▶ _WHAT YOU NEED TO DO_
Only the number is needed: how many lines of the records include "turno"?

▶ _RECORDS FOR THIS EXERCISE_
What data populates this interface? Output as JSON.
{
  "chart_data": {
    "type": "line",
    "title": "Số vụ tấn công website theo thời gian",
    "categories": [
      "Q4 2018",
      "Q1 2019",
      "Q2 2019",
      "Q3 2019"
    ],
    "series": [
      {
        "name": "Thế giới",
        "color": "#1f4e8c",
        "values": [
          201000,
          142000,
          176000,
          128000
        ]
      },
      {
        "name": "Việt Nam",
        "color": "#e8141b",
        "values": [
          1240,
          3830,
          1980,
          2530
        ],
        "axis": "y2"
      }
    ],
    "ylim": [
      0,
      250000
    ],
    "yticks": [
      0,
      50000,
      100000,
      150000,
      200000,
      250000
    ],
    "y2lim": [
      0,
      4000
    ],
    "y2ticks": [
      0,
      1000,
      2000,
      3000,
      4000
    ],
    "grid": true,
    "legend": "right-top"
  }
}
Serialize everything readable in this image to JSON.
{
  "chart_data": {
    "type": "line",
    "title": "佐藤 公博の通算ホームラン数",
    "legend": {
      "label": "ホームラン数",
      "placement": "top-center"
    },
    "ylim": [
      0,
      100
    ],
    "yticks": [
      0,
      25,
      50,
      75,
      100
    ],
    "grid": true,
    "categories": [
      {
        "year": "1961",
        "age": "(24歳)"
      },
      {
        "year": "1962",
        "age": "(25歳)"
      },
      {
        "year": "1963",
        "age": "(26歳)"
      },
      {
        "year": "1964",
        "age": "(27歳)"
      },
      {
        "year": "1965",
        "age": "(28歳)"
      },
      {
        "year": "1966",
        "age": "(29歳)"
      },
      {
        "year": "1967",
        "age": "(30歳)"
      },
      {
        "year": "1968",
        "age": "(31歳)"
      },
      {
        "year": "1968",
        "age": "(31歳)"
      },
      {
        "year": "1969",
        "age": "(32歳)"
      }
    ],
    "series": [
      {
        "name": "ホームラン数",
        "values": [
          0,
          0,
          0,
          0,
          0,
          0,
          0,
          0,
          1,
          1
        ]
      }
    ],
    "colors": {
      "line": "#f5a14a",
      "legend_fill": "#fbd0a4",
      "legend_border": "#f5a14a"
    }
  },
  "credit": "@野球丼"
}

...

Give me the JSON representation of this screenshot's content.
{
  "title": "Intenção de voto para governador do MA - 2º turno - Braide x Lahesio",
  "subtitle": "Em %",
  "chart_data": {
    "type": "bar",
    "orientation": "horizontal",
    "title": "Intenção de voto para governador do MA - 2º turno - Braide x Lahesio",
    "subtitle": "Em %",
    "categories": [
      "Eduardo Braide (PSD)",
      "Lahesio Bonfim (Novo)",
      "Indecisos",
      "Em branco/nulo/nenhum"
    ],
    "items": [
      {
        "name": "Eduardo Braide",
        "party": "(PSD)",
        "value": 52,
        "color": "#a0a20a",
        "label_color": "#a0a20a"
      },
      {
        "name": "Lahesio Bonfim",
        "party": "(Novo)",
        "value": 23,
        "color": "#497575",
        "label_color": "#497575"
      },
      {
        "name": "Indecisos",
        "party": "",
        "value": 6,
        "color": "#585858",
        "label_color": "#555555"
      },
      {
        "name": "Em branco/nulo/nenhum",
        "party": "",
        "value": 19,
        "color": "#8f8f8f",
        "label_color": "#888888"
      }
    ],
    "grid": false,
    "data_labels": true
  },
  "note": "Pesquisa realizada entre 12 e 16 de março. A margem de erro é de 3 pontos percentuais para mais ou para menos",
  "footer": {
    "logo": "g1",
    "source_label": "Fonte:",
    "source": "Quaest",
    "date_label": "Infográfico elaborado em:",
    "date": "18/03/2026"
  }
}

▶ _FULL RESPONSE_
2